## [Requirement]
Print word for word the lines of the data below, starting with the line that contains "question-text: READ_NOS allows" and going on through the line that contains "question-counter: 03/09 [42,64,160,117]", with both of those lines included.

================

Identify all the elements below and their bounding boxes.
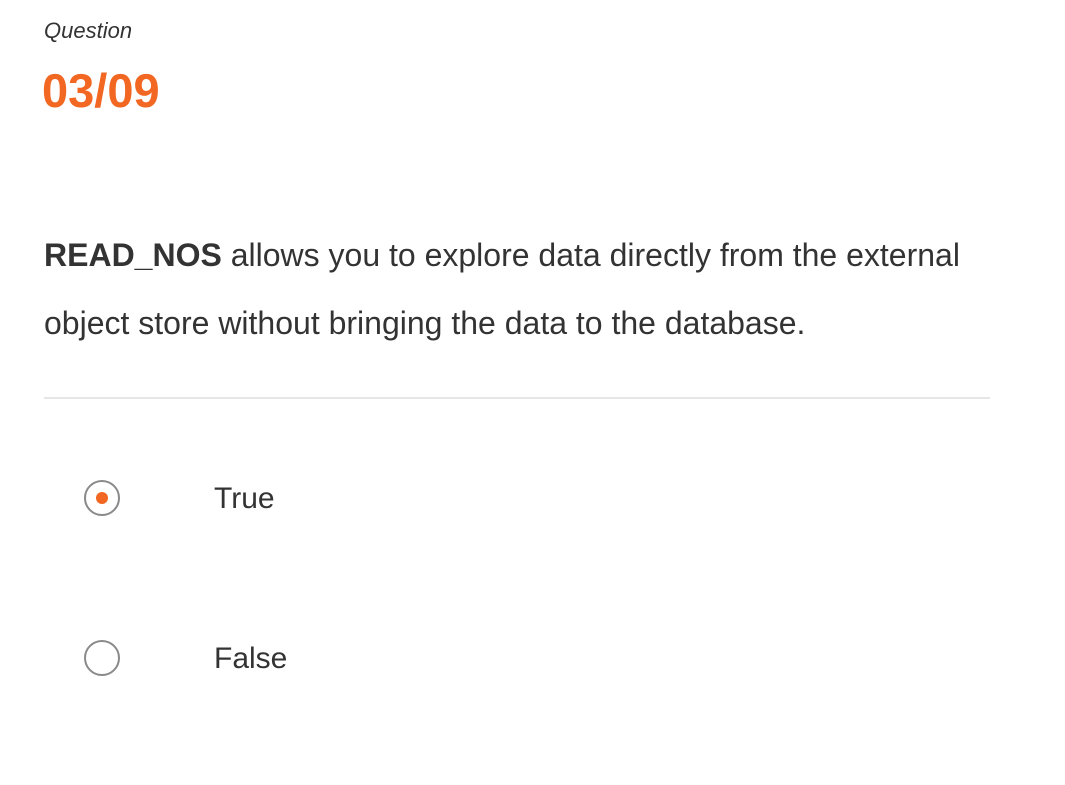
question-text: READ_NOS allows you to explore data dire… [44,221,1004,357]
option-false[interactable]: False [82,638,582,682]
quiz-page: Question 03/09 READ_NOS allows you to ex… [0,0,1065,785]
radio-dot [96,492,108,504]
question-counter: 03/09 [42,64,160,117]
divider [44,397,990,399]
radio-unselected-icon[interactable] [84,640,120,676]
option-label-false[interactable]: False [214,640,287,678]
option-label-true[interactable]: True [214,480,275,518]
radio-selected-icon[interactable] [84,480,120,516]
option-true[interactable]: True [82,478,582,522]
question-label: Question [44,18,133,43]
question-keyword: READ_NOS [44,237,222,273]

================

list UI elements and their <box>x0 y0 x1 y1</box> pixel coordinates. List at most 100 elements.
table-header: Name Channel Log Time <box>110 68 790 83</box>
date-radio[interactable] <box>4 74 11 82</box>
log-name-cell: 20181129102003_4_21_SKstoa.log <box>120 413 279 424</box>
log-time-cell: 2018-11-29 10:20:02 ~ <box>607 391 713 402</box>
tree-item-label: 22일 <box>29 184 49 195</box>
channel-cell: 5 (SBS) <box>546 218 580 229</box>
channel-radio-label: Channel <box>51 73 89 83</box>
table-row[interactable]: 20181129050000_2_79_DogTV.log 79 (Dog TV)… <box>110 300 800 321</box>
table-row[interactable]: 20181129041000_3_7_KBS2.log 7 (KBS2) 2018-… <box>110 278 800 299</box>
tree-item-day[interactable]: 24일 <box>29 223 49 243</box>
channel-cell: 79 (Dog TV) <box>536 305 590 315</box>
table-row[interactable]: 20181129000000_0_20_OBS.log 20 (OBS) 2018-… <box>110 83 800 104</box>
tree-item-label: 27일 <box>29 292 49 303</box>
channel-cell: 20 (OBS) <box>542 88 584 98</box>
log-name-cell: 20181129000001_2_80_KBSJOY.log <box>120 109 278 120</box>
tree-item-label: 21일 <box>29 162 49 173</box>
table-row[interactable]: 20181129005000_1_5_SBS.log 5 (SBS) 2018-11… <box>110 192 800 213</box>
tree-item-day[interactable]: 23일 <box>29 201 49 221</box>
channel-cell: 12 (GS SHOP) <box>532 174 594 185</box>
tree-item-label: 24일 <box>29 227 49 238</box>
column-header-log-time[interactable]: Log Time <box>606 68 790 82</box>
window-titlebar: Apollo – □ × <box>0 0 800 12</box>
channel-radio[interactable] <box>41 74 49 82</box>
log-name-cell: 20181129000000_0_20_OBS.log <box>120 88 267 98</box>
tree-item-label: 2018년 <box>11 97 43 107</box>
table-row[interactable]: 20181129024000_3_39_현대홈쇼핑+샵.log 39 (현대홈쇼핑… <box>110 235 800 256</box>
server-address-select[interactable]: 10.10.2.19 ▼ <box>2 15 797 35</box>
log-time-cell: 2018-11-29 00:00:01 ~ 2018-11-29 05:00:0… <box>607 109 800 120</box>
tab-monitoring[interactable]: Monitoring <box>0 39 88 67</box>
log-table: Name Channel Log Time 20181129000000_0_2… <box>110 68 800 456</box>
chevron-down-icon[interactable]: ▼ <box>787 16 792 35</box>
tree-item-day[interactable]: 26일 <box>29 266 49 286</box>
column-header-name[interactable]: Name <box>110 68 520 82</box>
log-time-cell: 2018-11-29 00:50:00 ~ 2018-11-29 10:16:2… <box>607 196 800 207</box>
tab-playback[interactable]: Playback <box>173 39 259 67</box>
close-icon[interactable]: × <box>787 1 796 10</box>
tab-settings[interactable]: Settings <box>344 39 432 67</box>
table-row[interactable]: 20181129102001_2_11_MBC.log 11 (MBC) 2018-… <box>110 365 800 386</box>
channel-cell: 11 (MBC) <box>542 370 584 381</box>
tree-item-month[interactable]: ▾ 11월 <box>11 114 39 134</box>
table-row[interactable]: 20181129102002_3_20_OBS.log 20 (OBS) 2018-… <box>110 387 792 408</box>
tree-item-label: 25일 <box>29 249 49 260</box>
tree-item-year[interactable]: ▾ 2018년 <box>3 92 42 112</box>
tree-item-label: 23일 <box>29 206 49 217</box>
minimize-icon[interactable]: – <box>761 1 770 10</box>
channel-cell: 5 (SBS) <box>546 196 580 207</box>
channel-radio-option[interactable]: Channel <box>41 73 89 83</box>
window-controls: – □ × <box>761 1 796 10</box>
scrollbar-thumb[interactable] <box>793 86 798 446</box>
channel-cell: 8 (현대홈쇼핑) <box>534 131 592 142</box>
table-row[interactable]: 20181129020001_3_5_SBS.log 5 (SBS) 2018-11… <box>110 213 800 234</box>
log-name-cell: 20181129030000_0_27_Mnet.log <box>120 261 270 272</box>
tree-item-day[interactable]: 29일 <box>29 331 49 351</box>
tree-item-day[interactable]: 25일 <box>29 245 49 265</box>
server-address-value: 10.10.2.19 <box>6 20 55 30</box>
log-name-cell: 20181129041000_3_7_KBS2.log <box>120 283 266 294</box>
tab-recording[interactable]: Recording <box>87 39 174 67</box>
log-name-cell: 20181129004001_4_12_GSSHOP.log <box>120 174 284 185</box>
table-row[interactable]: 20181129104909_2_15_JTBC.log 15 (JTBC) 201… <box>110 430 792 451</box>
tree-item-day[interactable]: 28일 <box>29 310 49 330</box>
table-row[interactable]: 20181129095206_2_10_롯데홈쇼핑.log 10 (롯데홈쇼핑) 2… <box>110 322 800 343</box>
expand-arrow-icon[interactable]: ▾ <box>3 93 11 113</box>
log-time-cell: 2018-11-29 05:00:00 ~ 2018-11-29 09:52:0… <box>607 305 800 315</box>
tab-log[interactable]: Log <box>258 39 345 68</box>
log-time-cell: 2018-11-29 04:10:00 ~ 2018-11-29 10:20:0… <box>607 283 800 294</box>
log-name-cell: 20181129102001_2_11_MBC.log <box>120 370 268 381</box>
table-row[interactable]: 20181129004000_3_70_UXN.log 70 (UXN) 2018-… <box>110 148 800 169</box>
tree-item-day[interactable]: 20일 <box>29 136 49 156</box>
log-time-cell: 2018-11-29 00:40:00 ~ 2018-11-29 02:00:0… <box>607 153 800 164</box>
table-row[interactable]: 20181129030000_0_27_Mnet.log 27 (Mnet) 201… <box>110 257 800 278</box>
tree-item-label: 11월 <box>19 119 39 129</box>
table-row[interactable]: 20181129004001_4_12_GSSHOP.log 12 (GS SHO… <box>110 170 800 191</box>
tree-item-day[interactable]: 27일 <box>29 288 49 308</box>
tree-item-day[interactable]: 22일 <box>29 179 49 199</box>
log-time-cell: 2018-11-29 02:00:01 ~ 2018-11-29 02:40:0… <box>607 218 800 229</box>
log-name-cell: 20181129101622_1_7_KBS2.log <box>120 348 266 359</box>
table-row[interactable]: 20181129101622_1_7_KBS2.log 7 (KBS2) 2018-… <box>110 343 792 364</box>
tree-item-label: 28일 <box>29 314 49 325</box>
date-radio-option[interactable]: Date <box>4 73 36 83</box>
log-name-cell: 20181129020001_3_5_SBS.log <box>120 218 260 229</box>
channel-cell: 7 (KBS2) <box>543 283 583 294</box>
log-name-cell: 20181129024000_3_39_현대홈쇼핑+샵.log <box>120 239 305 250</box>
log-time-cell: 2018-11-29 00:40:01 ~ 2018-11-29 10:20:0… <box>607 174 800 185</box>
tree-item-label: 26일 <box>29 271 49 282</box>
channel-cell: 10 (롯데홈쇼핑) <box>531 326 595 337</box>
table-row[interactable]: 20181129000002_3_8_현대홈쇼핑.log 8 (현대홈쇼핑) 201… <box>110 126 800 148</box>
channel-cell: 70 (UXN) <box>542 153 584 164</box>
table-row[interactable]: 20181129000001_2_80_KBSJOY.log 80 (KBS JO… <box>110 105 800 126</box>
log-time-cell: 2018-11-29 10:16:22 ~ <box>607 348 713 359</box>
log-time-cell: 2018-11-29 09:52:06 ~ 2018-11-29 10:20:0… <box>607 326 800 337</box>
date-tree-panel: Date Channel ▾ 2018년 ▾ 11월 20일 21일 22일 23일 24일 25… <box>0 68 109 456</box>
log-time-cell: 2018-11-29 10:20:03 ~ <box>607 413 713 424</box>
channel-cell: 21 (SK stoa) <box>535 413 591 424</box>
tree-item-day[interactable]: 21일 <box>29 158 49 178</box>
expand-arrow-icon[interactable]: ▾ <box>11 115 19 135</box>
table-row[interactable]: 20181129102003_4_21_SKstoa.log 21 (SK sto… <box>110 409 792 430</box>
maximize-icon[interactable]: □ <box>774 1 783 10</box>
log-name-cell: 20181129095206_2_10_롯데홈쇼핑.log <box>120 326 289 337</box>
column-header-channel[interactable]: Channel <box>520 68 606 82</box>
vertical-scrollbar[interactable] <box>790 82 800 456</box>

================

## [Solution]
question-text: READ_NOS allows you to explore data dire… [44,221,1004,357]
option-false[interactable]: False [82,638,582,682]
quiz-page: Question 03/09 READ_NOS allows you to ex… [0,0,1065,785]
radio-dot [96,492,108,504]
question-counter: 03/09 [42,64,160,117]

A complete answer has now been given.